*SUPPLIED RECORDS*:
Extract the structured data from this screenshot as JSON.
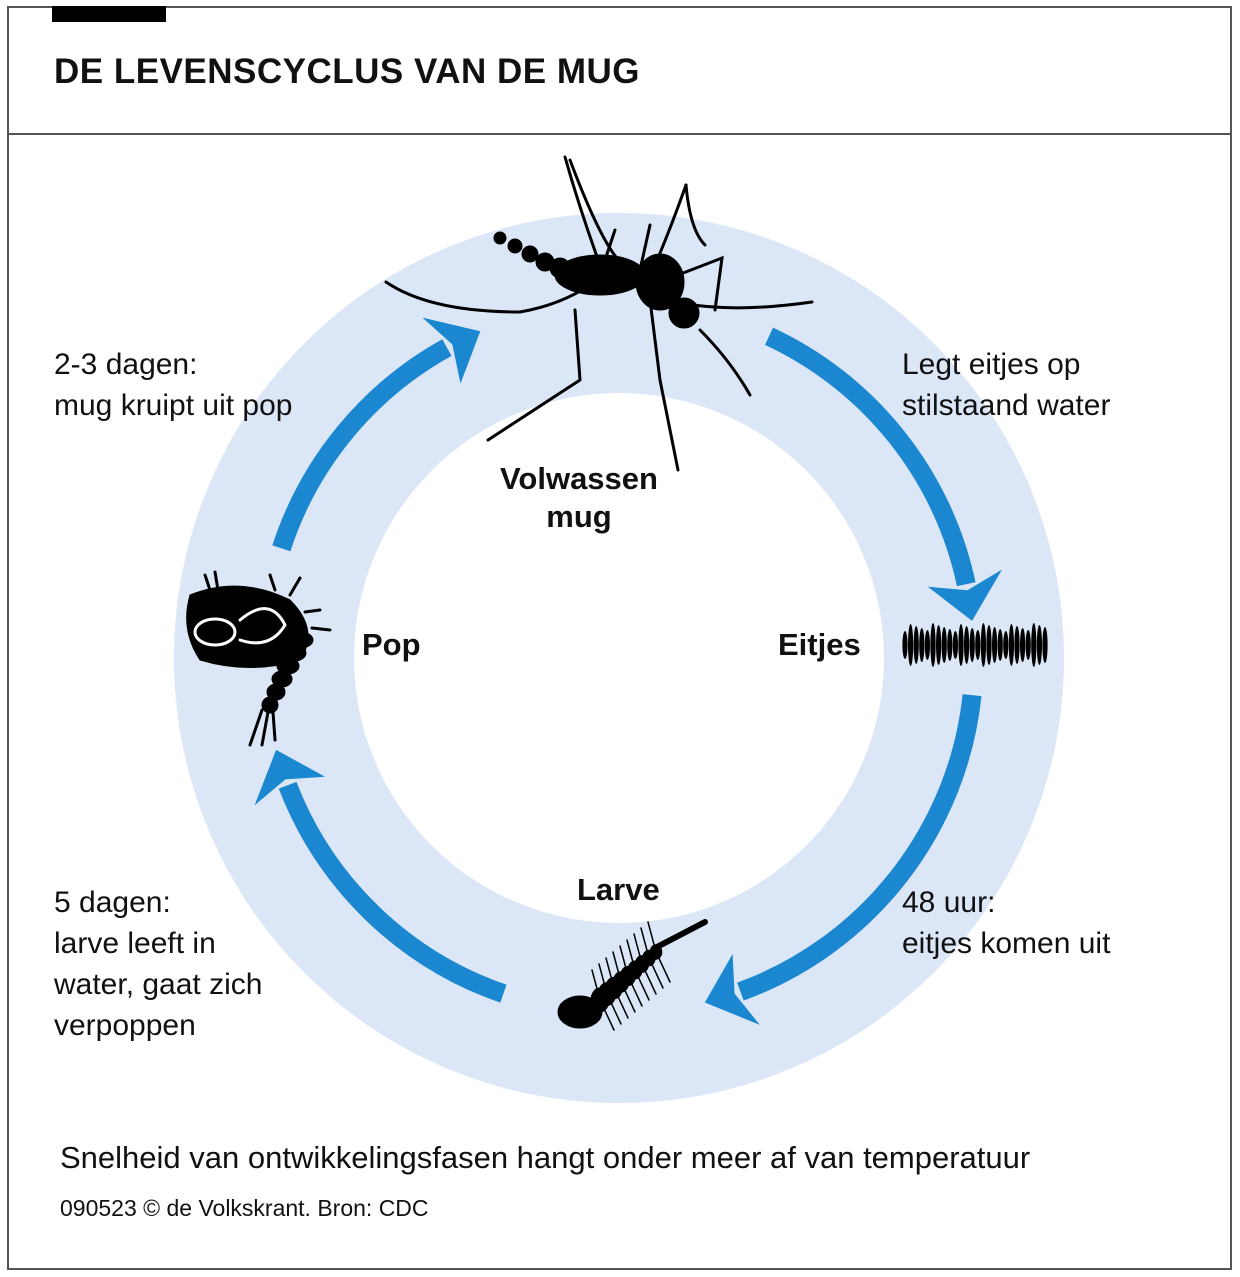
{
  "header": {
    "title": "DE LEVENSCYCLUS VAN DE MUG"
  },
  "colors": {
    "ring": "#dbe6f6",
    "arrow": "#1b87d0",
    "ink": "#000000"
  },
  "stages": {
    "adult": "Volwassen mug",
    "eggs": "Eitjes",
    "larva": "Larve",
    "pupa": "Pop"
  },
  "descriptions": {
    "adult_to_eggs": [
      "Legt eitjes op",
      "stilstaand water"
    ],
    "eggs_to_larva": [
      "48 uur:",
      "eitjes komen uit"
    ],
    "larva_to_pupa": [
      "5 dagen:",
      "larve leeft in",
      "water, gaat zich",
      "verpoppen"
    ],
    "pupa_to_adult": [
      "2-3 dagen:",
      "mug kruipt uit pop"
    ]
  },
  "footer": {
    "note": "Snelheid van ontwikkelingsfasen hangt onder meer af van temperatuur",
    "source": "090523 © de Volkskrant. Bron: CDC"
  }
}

*TASK DIRECTIONS*: Quote the listing above in full, except for the pictures.

*SOLUTION*:
Extract the structured data from this screenshot as JSON.
{
  "header": {
    "title": "DE LEVENSCYCLUS VAN DE MUG"
  },
  "colors": {
    "ring": "#dbe6f6",
    "arrow": "#1b87d0",
    "ink": "#000000"
  },
  "stages": {
    "adult": "Volwassen mug",
    "eggs": "Eitjes",
    "larva": "Larve",
    "pupa": "Pop"
  },
  "descriptions": {
    "adult_to_eggs": [
      "Legt eitjes op",
      "stilstaand water"
    ],
    "eggs_to_larva": [
      "48 uur:",
      "eitjes komen uit"
    ],
    "larva_to_pupa": [
      "5 dagen:",
      "larve leeft in",
      "water, gaat zich",
      "verpoppen"
    ],
    "pupa_to_adult": [
      "2-3 dagen:",
      "mug kruipt uit pop"
    ]
  },
  "footer": {
    "note": "Snelheid van ontwikkelingsfasen hangt onder meer af van temperatuur",
    "source": "090523 © de Volkskrant. Bron: CDC"
  }
}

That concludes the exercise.